Identify, in the records below, every line where the string "Japanese" appears, and copy each such line.
Start The input
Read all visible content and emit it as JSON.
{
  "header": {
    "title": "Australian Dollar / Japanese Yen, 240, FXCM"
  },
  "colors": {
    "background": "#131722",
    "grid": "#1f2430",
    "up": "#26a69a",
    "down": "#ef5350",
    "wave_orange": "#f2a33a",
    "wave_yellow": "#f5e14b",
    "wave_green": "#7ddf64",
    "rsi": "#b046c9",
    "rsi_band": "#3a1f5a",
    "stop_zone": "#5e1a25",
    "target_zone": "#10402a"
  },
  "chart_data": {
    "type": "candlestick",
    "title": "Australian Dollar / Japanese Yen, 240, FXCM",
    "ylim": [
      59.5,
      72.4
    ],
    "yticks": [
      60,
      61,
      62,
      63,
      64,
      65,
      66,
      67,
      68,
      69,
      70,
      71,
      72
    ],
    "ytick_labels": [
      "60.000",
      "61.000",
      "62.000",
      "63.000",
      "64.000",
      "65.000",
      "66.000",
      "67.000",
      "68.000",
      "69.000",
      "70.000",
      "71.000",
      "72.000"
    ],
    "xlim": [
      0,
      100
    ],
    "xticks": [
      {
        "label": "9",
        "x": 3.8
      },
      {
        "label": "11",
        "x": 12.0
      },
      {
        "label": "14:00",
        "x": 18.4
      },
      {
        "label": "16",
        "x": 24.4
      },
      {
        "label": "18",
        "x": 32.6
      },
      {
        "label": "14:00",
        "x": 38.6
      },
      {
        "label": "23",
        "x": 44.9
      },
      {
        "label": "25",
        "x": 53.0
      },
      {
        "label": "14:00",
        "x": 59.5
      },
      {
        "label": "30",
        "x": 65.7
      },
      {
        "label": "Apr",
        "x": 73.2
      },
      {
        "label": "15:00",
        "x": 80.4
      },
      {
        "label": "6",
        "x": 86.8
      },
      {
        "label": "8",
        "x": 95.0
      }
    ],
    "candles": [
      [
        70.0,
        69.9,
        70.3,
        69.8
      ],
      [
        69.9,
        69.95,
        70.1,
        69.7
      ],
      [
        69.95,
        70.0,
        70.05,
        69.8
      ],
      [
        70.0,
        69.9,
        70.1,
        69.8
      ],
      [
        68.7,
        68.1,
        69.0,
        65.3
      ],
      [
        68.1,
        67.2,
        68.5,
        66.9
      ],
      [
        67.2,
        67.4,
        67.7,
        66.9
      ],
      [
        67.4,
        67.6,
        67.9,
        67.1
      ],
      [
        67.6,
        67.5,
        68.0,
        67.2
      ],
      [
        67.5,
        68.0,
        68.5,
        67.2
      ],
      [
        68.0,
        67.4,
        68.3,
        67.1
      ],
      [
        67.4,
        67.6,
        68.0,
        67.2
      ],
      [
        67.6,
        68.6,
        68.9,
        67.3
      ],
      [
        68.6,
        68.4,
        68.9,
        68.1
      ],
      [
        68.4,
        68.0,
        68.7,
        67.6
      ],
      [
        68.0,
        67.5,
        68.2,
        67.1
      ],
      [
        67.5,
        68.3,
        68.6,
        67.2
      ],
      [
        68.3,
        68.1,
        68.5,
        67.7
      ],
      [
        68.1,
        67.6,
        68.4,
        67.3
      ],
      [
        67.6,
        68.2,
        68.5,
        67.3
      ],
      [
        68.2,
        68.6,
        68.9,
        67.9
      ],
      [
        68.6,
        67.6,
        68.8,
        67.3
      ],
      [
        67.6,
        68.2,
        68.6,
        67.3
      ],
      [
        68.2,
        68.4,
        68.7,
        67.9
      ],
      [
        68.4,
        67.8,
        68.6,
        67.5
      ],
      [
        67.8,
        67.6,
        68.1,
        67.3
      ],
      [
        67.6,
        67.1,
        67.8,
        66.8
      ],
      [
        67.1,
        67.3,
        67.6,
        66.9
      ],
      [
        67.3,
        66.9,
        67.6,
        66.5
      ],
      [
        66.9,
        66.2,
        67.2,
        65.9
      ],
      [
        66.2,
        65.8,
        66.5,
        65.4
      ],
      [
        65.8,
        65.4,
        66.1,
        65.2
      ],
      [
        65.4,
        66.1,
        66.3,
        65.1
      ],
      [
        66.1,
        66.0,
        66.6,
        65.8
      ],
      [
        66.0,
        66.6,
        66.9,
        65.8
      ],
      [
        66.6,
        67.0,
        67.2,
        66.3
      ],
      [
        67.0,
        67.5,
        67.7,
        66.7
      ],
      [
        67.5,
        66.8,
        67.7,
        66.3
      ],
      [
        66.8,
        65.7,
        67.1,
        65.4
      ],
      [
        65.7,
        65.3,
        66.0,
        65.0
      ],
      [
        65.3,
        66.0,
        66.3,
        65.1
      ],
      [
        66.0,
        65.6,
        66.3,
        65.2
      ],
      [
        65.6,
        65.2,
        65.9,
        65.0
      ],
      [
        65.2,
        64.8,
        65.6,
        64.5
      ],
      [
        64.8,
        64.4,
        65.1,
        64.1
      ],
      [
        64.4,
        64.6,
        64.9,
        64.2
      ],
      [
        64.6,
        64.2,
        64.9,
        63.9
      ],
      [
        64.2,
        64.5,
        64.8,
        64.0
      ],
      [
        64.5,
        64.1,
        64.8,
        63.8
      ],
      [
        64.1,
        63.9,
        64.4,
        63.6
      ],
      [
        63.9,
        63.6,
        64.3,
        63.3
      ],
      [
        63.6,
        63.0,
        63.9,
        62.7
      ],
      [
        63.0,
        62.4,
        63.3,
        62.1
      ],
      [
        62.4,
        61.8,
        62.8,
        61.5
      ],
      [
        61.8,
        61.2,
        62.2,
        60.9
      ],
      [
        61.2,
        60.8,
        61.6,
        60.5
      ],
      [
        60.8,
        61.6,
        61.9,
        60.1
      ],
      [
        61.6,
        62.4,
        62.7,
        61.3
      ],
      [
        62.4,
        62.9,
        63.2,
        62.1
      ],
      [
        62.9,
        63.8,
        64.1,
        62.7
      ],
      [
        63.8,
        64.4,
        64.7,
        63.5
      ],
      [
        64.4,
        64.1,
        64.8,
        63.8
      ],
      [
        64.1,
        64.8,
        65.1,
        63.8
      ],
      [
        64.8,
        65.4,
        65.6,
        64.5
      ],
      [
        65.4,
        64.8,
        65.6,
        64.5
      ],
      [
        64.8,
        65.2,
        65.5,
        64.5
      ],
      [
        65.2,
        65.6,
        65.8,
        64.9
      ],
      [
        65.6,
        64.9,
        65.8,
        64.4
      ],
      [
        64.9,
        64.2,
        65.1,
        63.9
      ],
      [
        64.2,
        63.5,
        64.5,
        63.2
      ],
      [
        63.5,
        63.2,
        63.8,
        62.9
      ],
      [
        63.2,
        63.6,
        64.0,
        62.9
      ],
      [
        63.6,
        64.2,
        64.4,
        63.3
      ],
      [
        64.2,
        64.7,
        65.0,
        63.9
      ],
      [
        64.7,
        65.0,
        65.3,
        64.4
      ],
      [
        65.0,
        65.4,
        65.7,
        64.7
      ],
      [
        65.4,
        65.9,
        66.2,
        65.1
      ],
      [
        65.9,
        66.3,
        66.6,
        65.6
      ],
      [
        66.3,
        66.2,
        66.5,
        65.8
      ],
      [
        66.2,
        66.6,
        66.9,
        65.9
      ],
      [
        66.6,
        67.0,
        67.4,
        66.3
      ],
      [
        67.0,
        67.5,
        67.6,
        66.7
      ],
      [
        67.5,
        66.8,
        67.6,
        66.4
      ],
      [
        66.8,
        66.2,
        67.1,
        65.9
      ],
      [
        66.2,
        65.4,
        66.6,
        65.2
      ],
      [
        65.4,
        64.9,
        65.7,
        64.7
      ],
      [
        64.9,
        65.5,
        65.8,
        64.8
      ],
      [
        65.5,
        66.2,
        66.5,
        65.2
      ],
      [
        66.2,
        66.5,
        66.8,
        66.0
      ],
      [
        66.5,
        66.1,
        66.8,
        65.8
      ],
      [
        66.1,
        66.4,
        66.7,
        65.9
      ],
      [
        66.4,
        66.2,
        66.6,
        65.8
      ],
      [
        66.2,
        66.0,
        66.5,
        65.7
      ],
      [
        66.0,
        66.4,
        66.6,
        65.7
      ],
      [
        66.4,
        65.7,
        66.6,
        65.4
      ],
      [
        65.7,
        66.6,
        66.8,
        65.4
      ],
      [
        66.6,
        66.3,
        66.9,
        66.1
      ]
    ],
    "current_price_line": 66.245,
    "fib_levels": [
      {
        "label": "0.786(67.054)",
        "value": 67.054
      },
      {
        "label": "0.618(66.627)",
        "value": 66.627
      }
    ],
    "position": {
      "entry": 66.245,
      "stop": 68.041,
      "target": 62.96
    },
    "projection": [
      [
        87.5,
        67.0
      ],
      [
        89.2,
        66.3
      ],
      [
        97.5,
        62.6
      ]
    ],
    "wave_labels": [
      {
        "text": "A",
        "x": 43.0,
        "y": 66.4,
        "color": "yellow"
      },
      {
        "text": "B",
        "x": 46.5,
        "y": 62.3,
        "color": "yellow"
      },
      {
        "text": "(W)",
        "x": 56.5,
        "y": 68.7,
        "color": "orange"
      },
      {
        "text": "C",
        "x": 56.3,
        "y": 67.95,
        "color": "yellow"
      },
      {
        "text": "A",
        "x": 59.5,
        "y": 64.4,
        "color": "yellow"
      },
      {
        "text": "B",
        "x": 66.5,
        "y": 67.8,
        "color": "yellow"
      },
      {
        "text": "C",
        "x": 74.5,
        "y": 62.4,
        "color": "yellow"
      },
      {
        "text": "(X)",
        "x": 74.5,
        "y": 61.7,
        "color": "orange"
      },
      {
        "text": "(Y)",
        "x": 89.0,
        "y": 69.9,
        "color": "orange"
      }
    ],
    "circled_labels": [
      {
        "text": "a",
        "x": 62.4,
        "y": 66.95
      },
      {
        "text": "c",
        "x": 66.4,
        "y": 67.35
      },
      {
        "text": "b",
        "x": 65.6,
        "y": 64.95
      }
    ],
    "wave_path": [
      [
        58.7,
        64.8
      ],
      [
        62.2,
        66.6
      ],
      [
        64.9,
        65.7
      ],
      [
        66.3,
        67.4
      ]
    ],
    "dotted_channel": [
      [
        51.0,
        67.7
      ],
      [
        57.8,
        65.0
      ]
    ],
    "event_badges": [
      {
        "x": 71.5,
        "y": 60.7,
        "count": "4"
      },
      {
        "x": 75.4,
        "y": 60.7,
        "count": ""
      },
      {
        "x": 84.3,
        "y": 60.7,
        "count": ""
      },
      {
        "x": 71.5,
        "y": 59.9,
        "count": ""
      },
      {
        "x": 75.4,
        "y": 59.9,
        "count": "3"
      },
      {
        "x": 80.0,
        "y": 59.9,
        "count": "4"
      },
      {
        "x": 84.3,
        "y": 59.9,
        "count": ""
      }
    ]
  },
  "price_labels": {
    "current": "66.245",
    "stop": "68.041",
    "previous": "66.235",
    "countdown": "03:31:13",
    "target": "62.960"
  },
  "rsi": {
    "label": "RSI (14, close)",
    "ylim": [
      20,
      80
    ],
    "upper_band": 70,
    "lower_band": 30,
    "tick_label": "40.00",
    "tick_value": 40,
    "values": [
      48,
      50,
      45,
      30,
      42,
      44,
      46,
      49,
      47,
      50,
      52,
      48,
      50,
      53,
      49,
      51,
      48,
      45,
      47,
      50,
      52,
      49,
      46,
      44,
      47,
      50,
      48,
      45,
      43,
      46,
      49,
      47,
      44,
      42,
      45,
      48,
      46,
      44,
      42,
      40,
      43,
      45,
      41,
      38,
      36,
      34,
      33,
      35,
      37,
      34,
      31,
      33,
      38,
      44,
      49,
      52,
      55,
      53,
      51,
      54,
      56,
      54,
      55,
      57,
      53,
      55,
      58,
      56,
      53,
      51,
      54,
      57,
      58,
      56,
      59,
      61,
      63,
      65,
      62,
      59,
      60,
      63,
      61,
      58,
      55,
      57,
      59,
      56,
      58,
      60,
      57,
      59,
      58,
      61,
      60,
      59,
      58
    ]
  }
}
End The input
- Answer for the task -
    "title": "Australian Dollar / Japanese Yen, 240, FXCM"
    "title": "Australian Dollar / Japanese Yen, 240, FXCM",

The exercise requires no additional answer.